[Figure collection entries]
--

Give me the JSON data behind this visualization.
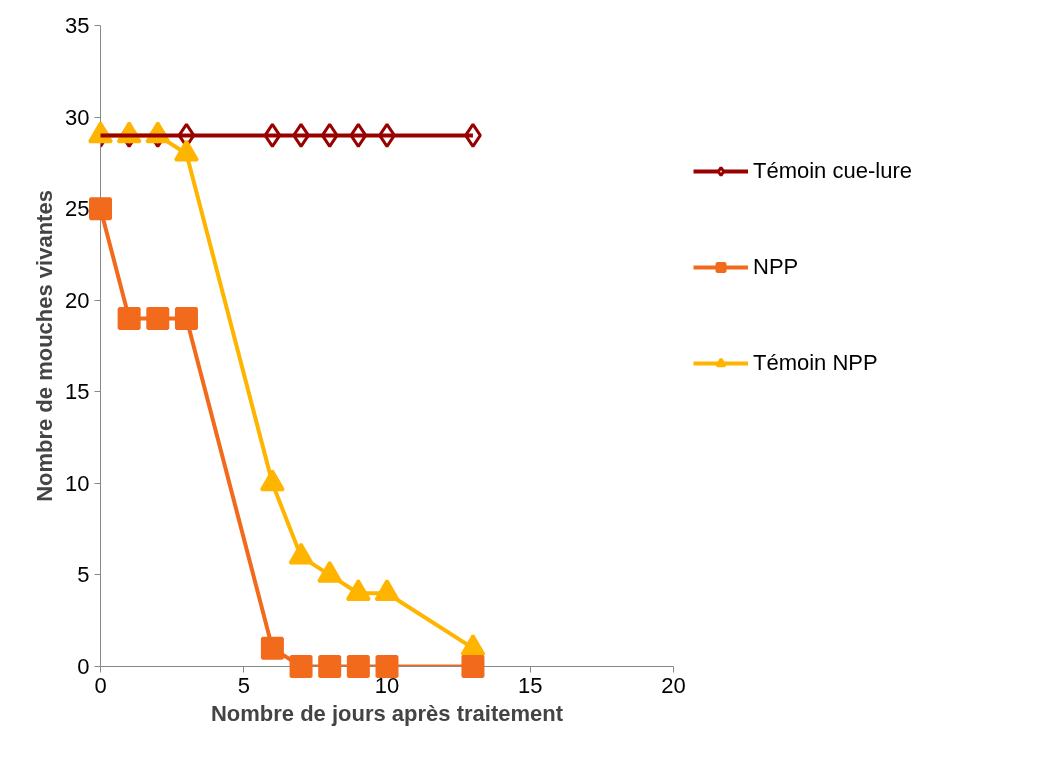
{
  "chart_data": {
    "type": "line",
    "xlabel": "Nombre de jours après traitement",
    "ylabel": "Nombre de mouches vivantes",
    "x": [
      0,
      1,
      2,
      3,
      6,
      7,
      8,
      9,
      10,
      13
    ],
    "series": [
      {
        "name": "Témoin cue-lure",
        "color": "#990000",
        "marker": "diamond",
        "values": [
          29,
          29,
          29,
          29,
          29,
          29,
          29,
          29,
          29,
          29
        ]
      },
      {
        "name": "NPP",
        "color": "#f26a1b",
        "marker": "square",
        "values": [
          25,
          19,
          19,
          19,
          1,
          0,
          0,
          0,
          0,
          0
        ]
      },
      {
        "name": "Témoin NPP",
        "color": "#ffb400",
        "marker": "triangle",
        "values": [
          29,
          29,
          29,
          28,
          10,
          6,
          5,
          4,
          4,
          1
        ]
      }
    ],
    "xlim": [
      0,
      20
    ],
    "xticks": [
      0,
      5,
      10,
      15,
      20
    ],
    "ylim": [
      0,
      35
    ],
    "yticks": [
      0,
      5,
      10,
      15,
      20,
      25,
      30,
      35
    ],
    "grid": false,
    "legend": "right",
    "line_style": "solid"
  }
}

--

AIM — The records above need to be given again exactly. Omit the pictures.

EXERCISE OUTPUT —
Give me the JSON data behind this visualization.
{
  "chart_data": {
    "type": "line",
    "xlabel": "Nombre de jours après traitement",
    "ylabel": "Nombre de mouches vivantes",
    "x": [
      0,
      1,
      2,
      3,
      6,
      7,
      8,
      9,
      10,
      13
    ],
    "series": [
      {
        "name": "Témoin cue-lure",
        "color": "#990000",
        "marker": "diamond",
        "values": [
          29,
          29,
          29,
          29,
          29,
          29,
          29,
          29,
          29,
          29
        ]
      },
      {
        "name": "NPP",
        "color": "#f26a1b",
        "marker": "square",
        "values": [
          25,
          19,
          19,
          19,
          1,
          0,
          0,
          0,
          0,
          0
        ]
      },
      {
        "name": "Témoin NPP",
        "color": "#ffb400",
        "marker": "triangle",
        "values": [
          29,
          29,
          29,
          28,
          10,
          6,
          5,
          4,
          4,
          1
        ]
      }
    ],
    "xlim": [
      0,
      20
    ],
    "xticks": [
      0,
      5,
      10,
      15,
      20
    ],
    "ylim": [
      0,
      35
    ],
    "yticks": [
      0,
      5,
      10,
      15,
      20,
      25,
      30,
      35
    ],
    "grid": false,
    "legend": "right",
    "line_style": "solid"
  }
}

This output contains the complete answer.